Return, word for word, every line that follows.

■ RECORD SET

= = = = = = =

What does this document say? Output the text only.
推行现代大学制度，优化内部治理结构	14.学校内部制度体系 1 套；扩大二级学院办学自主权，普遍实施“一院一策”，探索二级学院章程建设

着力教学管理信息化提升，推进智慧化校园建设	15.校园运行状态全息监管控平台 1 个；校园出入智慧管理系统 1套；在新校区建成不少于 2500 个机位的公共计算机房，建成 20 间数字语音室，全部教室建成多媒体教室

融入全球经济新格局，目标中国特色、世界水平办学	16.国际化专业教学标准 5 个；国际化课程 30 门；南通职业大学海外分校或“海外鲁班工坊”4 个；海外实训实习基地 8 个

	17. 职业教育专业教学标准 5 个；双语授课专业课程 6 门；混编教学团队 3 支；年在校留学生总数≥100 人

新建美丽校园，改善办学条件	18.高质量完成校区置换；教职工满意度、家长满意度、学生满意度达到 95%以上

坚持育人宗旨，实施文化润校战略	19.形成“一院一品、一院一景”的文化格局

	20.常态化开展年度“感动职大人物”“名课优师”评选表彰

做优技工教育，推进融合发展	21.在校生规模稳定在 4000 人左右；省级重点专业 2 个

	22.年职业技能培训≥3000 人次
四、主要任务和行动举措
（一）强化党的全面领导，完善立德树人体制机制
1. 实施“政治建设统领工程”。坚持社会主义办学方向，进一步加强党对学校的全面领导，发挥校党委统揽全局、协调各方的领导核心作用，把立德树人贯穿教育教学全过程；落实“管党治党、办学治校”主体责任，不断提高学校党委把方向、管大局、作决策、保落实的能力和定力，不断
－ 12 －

= = = = = = =

■ WRITTEN ANSWER
What does this document say? Output the text only.
推行现代大学制度，优化内部治理结构	14.学校内部制度体系 1 套；扩大二级学院办学自主权，普遍实施“一院一策”，探索二级学院章程建设

着力教学管理信息化提升，推进智慧化校园建设	15.校园运行状态全息监管控平台 1 个；校园出入智慧管理系统 1套；在新校区建成不少于 2500 个机位的公共计算机房，建成 20 间数字语音室，全部教室建成多媒体教室

融入全球经济新格局，目标中国特色、世界水平办学	16.国际化专业教学标准 5 个；国际化课程 30 门；南通职业大学海外分校或“海外鲁班工坊”4 个；海外实训实习基地 8 个

	17. 职业教育专业教学标准 5 个；双语授课专业课程 6 门；混编教学团队 3 支；年在校留学生总数≥100 人

新建美丽校园，改善办学条件	18.高质量完成校区置换；教职工满意度、家长满意度、学生满意度达到 95%以上

坚持育人宗旨，实施文化润校战略	19.形成“一院一品、一院一景”的文化格局

	20.常态化开展年度“感动职大人物”“名课优师”评选表彰

做优技工教育，推进融合发展	21.在校生规模稳定在 4000 人左右；省级重点专业 2 个

	22.年职业技能培训≥3000 人次
四、主要任务和行动举措
（一）强化党的全面领导，完善立德树人体制机制
1. 实施“政治建设统领工程”。坚持社会主义办学方向，进一步加强党对学校的全面领导，发挥校党委统揽全局、协调各方的领导核心作用，把立德树人贯穿教育教学全过程；落实“管党治党、办学治校”主体责任，不断提高学校党委把方向、管大局、作决策、保落实的能力和定力，不断
－ 12 －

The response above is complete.